[Work instructions]
Copy all entries without alteration and skip the pictures they hold.

[Data for processing]
━━━━━━━━━━━━━━━━

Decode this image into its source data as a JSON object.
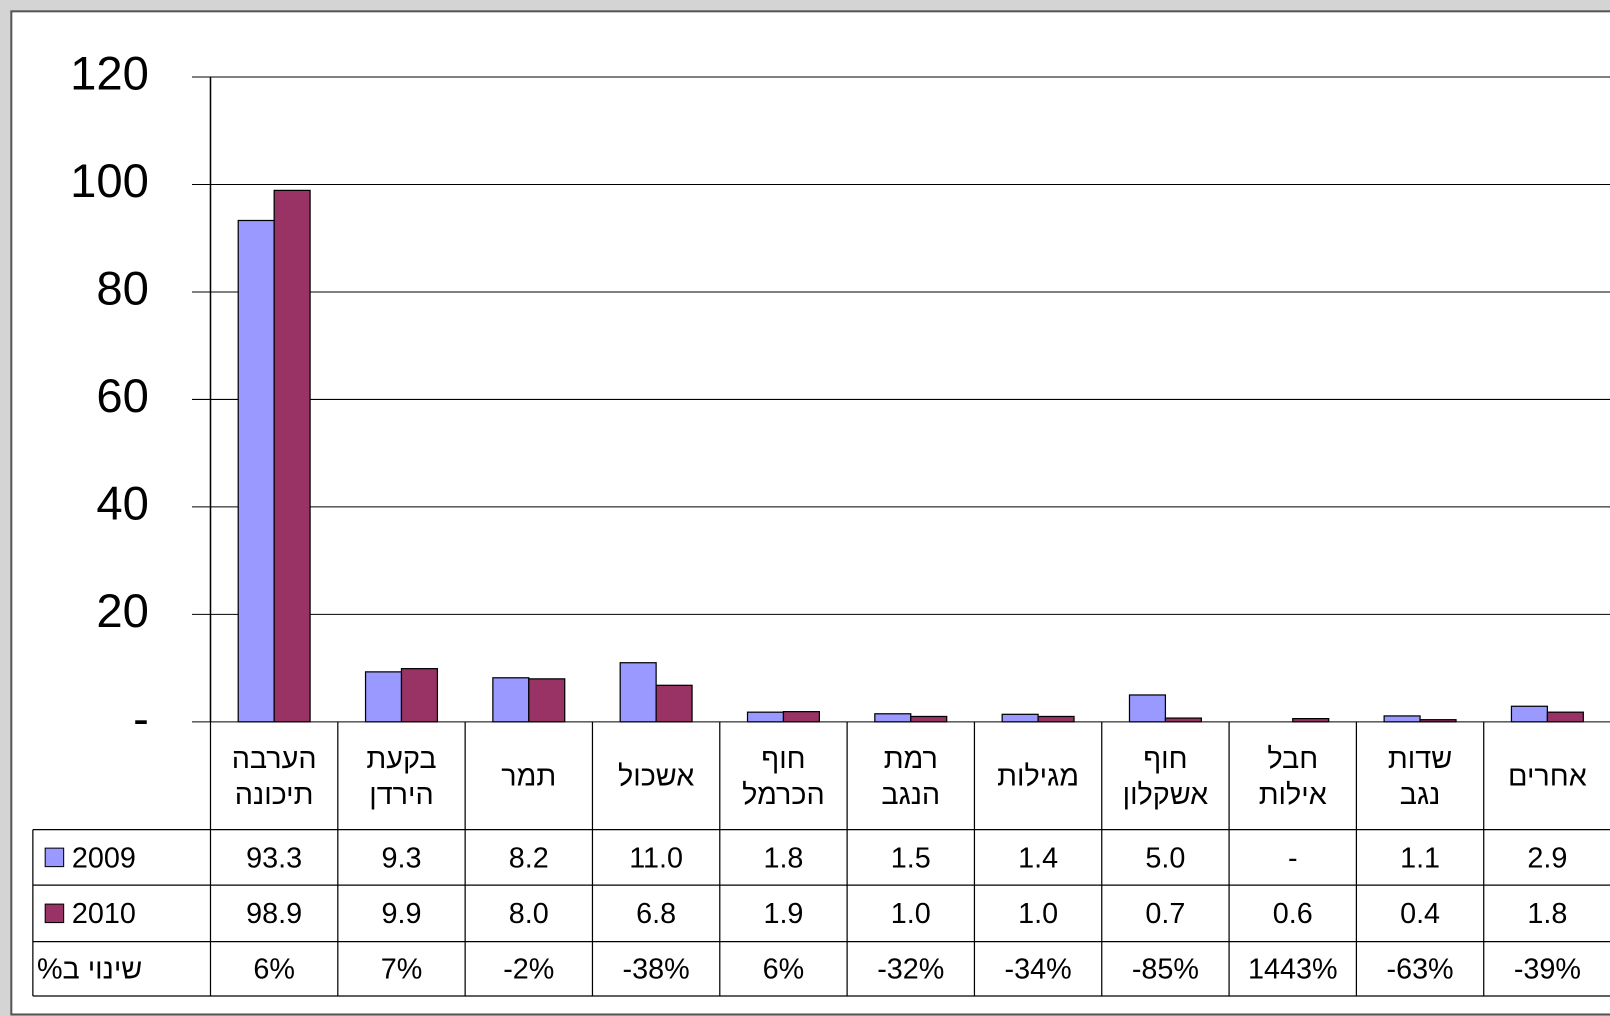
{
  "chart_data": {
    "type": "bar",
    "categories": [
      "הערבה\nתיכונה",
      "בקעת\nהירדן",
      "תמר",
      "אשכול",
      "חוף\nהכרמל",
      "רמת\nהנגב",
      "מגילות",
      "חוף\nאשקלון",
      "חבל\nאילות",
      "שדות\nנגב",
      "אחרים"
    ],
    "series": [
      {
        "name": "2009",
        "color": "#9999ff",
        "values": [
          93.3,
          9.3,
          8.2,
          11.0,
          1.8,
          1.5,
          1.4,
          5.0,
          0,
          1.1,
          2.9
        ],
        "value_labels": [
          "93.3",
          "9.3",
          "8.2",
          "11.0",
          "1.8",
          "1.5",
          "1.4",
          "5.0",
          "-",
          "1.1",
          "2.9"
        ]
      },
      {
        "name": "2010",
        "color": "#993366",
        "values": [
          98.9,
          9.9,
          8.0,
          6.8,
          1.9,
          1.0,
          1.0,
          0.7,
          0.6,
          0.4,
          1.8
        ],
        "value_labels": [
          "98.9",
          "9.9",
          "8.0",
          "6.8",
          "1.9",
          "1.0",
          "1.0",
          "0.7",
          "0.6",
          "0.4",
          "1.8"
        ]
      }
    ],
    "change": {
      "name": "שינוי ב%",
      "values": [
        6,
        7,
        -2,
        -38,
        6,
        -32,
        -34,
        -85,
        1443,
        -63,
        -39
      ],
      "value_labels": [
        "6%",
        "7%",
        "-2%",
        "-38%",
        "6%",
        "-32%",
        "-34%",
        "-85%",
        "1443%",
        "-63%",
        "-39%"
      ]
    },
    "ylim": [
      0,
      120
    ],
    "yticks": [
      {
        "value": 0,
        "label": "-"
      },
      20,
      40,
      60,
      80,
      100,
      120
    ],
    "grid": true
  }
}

━━━━━━━━━━━━━━━━

[Problem solution]
Decode this image into its source data as a JSON object.
{
  "chart_data": {
    "type": "bar",
    "categories": [
      "הערבה\nתיכונה",
      "בקעת\nהירדן",
      "תמר",
      "אשכול",
      "חוף\nהכרמל",
      "רמת\nהנגב",
      "מגילות",
      "חוף\nאשקלון",
      "חבל\nאילות",
      "שדות\nנגב",
      "אחרים"
    ],
    "series": [
      {
        "name": "2009",
        "color": "#9999ff",
        "values": [
          93.3,
          9.3,
          8.2,
          11.0,
          1.8,
          1.5,
          1.4,
          5.0,
          0,
          1.1,
          2.9
        ],
        "value_labels": [
          "93.3",
          "9.3",
          "8.2",
          "11.0",
          "1.8",
          "1.5",
          "1.4",
          "5.0",
          "-",
          "1.1",
          "2.9"
        ]
      },
      {
        "name": "2010",
        "color": "#993366",
        "values": [
          98.9,
          9.9,
          8.0,
          6.8,
          1.9,
          1.0,
          1.0,
          0.7,
          0.6,
          0.4,
          1.8
        ],
        "value_labels": [
          "98.9",
          "9.9",
          "8.0",
          "6.8",
          "1.9",
          "1.0",
          "1.0",
          "0.7",
          "0.6",
          "0.4",
          "1.8"
        ]
      }
    ],
    "change": {
      "name": "שינוי ב%",
      "values": [
        6,
        7,
        -2,
        -38,
        6,
        -32,
        -34,
        -85,
        1443,
        -63,
        -39
      ],
      "value_labels": [
        "6%",
        "7%",
        "-2%",
        "-38%",
        "6%",
        "-32%",
        "-34%",
        "-85%",
        "1443%",
        "-63%",
        "-39%"
      ]
    },
    "ylim": [
      0,
      120
    ],
    "yticks": [
      {
        "value": 0,
        "label": "-"
      },
      20,
      40,
      60,
      80,
      100,
      120
    ],
    "grid": true
  }
}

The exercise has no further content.